Record list:
"""
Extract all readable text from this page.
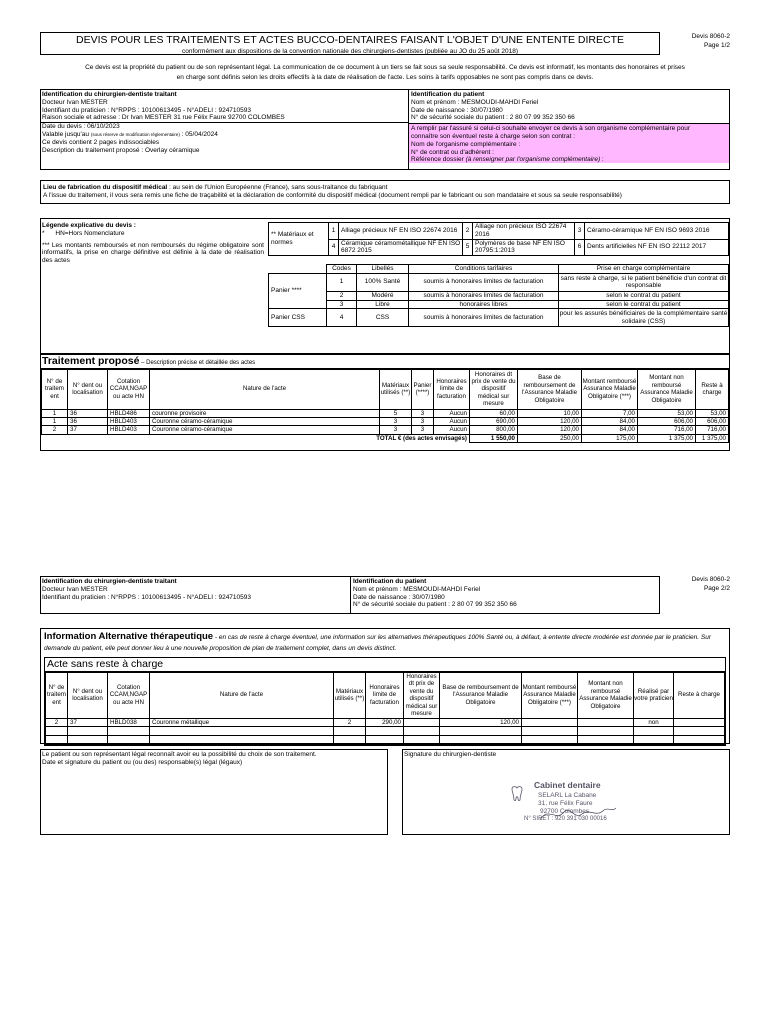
DEVIS POUR LES TRAITEMENTS ET ACTES BUCCO-DENTAIRES FAISANT L'OBJET D'UNE ENTENTE DIRECTE
conformément aux dispositions de la convention nationale des chirurgiens-dentistes (publiée au JO du 25 août 2018)
Devis 8060-2
Page 1/2
Ce devis est la propriété du patient ou de son représentant légal. La communication de ce document à un tiers se fait sous sa seule responsabilité. Ce devis est informatif, les montants des honoraires et prises
en charge sont définis selon les droits effectifs à la date de réalisation de l'acte. Les soins à tarifs opposables ne sont pas compris dans ce devis.
Identification du chirurgien-dentiste traitant
Docteur Ivan MESTER
Identifiant du praticien : N°RPPS : 10100613495 - N°ADELI : 924710593
Raison sociale et adresse : Dr Ivan MESTER 31 rue Félix Faure 92700 COLOMBES
Date du devis : 06/10/2023
Valable jusqu'au (sous réserve de modification réglementaire) : 05/04/2024
Ce devis contient 2 pages indissociables
Description du traitement proposé : Overlay céramique
Identification du patient
Nom et prénom : MESMOUDI-MAHDI Feriel
Date de naissance : 30/07/1980
N° de sécurité sociale du patient : 2 80 07 99 352 350 66
A remplir par l'assuré si celui-ci souhaite envoyer ce devis à son organisme complémentaire pour
connaître son éventuel reste à charge selon son contrat :
Nom de l'organisme complémentaire :
N° de contrat ou d'adhérent :
Référence dossier (à renseigner par l'organisme complémentaire) :
Lieu de fabrication du dispositif médical : au sein de l'Union Européenne (France), sans sous-traitance du fabriquant
A l'issue du traitement, il vous sera remis une fiche de traçabilité et la déclaration de conformité du dispositif médical (document rempli par le fabricant ou son mandataire et sous sa seule responsabilité)
Légende explicative du devis :
* HN=Hors Nomenclature
*** Les montants remboursés et non remboursés du régime obligatoire sont informatifs, la prise en charge définitive est définie à la date de réalisation des actes
** Matériaux et normes	1	Alliage précieux NF EN ISO 22674 2016	2	Alliage non précieux ISO 22674 2016	3	Céramo-céramique NF EN ISO 9693 2016
	4	Céramique céramométallique NF EN ISO 6872 2015	5	Polymères de base NF EN ISO 20795:1:2013	6	Dents artificielles NF EN ISO 22112 2017
	Codes	Libellés	Conditions tarifaires	Prise en charge complémentaire
Panier ****	1	100% Santé	soumis à honoraires limites de facturation	sans reste à charge, si le patient bénéficie d'un contrat dit responsable
	2	Modéré	soumis à honoraires limites de facturation	selon le contrat du patient
	3	Libre	honoraires libres	selon le contrat du patient
Panier CSS	4	CSS	soumis à honoraires limites de facturation	pour les assurés bénéficiaires de la complémentaire santé solidaire (CSS)
Traitement proposé – Description précise et détaillée des actes
N° de traitem ent	N° dent ou localisation	Cotation CCAM,NGAP ou acte HN	Nature de l'acte	Matériaux utilisés (**)	Panier (****)	Honoraires limite de facturation	Honoraires dt prix de vente du dispositif médical sur mesure	Base de remboursement de l'Assurance Maladie Obligatoire	Montant remboursé Assurance Maladie Obligatoire (***)	Montant non remboursé Assurance Maladie Obligatoire	Reste à charge
1	36	HBLD486	couronne provisoire	5	3	Aucun	60,00	10,00	7,00	53,00	53,00
1	36	HBLD403	Couronne céramo-céramique	3	3	Aucun	690,00	120,00	84,00	606,00	606,00
2	37	HBLD403	Couronne céramo-céramique	3	3	Aucun	800,00	120,00	84,00	716,00	716,00
TOTAL € (des actes envisagés)							1 550,00	250,00	175,00	1 375,00	1 375,00
Identification du chirurgien-dentiste traitant
Docteur Ivan MESTER
Identifiant du praticien : N°RPPS : 10100613495 - N°ADELI : 924710593
Identification du patient
Nom et prénom : MESMOUDI-MAHDI Feriel
Date de naissance : 30/07/1980
N° de sécurité sociale du patient : 2 80 07 99 352 350 66
Devis 8060-2
Page 2/2
Information Alternative thérapeutique - en cas de reste à charge éventuel, une information sur les alternatives thérapeutiques 100% Santé ou, à défaut, à entente directe modérée est donnée par le praticien. Sur demande du patient, elle peut donner lieu à une nouvelle proposition de plan de traitement complet, dans un devis distinct.
Acte sans reste à charge
N° de traitem ent	N° dent ou localisation	Cotation CCAM,NGAP ou acte HN	Nature de l'acte	Matériaux utilisés (**)	Honoraires limite de facturation	Honoraires dt prix de vente du dispositif médical sur mesure	Base de remboursement de l'Assurance Maladie Obligatoire	Montant remboursé Assurance Maladie Obligatoire (***)	Montant non remboursé Assurance Maladie Obligatoire	Réalisé par votre praticien	Reste à charge
2	37	HBLD038	Couronne métallique	2	290,00		120,00			non	

Le patient ou son représentant légal reconnaît avoir eu la possibilité du choix de son traitement.
Date et signature du patient ou (ou des) responsable(s) légal (légaux)
Signature du chirurgien-dentiste
Cabinet dentaire
SELARL La Cabane
31, rue Félix Faure
92700 Colombes
N° SIRET : 920 391 030 00016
"""
Job: Set down the material above as is, without any pictures.

The solution:
Extract all readable text from this page.
DEVIS POUR LES TRAITEMENTS ET ACTES BUCCO-DENTAIRES FAISANT L'OBJET D'UNE ENTENTE DIRECTE
conformément aux dispositions de la convention nationale des chirurgiens-dentistes (publiée au JO du 25 août 2018)
Devis 8060-2
Page 1/2
Ce devis est la propriété du patient ou de son représentant légal. La communication de ce document à un tiers se fait sous sa seule responsabilité. Ce devis est informatif, les montants des honoraires et prises
en charge sont définis selon les droits effectifs à la date de réalisation de l'acte. Les soins à tarifs opposables ne sont pas compris dans ce devis.
Identification du chirurgien-dentiste traitant
Docteur Ivan MESTER
Identifiant du praticien : N°RPPS : 10100613495 - N°ADELI : 924710593
Raison sociale et adresse : Dr Ivan MESTER 31 rue Félix Faure 92700 COLOMBES
Date du devis : 06/10/2023
Valable jusqu'au (sous réserve de modification réglementaire) : 05/04/2024
Ce devis contient 2 pages indissociables
Description du traitement proposé : Overlay céramique
Identification du patient
Nom et prénom : MESMOUDI-MAHDI Feriel
Date de naissance : 30/07/1980
N° de sécurité sociale du patient : 2 80 07 99 352 350 66
A remplir par l'assuré si celui-ci souhaite envoyer ce devis à son organisme complémentaire pour
connaître son éventuel reste à charge selon son contrat :
Nom de l'organisme complémentaire :
N° de contrat ou d'adhérent :
Référence dossier (à renseigner par l'organisme complémentaire) :
Lieu de fabrication du dispositif médical : au sein de l'Union Européenne (France), sans sous-traitance du fabriquant
A l'issue du traitement, il vous sera remis une fiche de traçabilité et la déclaration de conformité du dispositif médical (document rempli par le fabricant ou son mandataire et sous sa seule responsabilité)
Légende explicative du devis :
* HN=Hors Nomenclature
*** Les montants remboursés et non remboursés du régime obligatoire sont informatifs, la prise en charge définitive est définie à la date de réalisation des actes
** Matériaux et normes	1	Alliage précieux NF EN ISO 22674 2016	2	Alliage non précieux ISO 22674 2016	3	Céramo-céramique NF EN ISO 9693 2016
	4	Céramique céramométallique NF EN ISO 6872 2015	5	Polymères de base NF EN ISO 20795:1:2013	6	Dents artificielles NF EN ISO 22112 2017
	Codes	Libellés	Conditions tarifaires	Prise en charge complémentaire
Panier ****	1	100% Santé	soumis à honoraires limites de facturation	sans reste à charge, si le patient bénéficie d'un contrat dit responsable
	2	Modéré	soumis à honoraires limites de facturation	selon le contrat du patient
	3	Libre	honoraires libres	selon le contrat du patient
Panier CSS	4	CSS	soumis à honoraires limites de facturation	pour les assurés bénéficiaires de la complémentaire santé solidaire (CSS)
Traitement proposé – Description précise et détaillée des actes
N° de traitem ent	N° dent ou localisation	Cotation CCAM,NGAP ou acte HN	Nature de l'acte	Matériaux utilisés (**)	Panier (****)	Honoraires limite de facturation	Honoraires dt prix de vente du dispositif médical sur mesure	Base de remboursement de l'Assurance Maladie Obligatoire	Montant remboursé Assurance Maladie Obligatoire (***)	Montant non remboursé Assurance Maladie Obligatoire	Reste à charge
1	36	HBLD486	couronne provisoire	5	3	Aucun	60,00	10,00	7,00	53,00	53,00
1	36	HBLD403	Couronne céramo-céramique	3	3	Aucun	690,00	120,00	84,00	606,00	606,00
2	37	HBLD403	Couronne céramo-céramique	3	3	Aucun	800,00	120,00	84,00	716,00	716,00
TOTAL € (des actes envisagés)							1 550,00	250,00	175,00	1 375,00	1 375,00
Identification du chirurgien-dentiste traitant
Docteur Ivan MESTER
Identifiant du praticien : N°RPPS : 10100613495 - N°ADELI : 924710593
Identification du patient
Nom et prénom : MESMOUDI-MAHDI Feriel
Date de naissance : 30/07/1980
N° de sécurité sociale du patient : 2 80 07 99 352 350 66
Devis 8060-2
Page 2/2
Information Alternative thérapeutique - en cas de reste à charge éventuel, une information sur les alternatives thérapeutiques 100% Santé ou, à défaut, à entente directe modérée est donnée par le praticien. Sur demande du patient, elle peut donner lieu à une nouvelle proposition de plan de traitement complet, dans un devis distinct.
Acte sans reste à charge
N° de traitem ent	N° dent ou localisation	Cotation CCAM,NGAP ou acte HN	Nature de l'acte	Matériaux utilisés (**)	Honoraires limite de facturation	Honoraires dt prix de vente du dispositif médical sur mesure	Base de remboursement de l'Assurance Maladie Obligatoire	Montant remboursé Assurance Maladie Obligatoire (***)	Montant non remboursé Assurance Maladie Obligatoire	Réalisé par votre praticien	Reste à charge
2	37	HBLD038	Couronne métallique	2	290,00		120,00			non	

Le patient ou son représentant légal reconnaît avoir eu la possibilité du choix de son traitement.
Date et signature du patient ou (ou des) responsable(s) légal (légaux)
Signature du chirurgien-dentiste
Cabinet dentaire
SELARL La Cabane
31, rue Félix Faure
92700 Colombes
N° SIRET : 920 391 030 00016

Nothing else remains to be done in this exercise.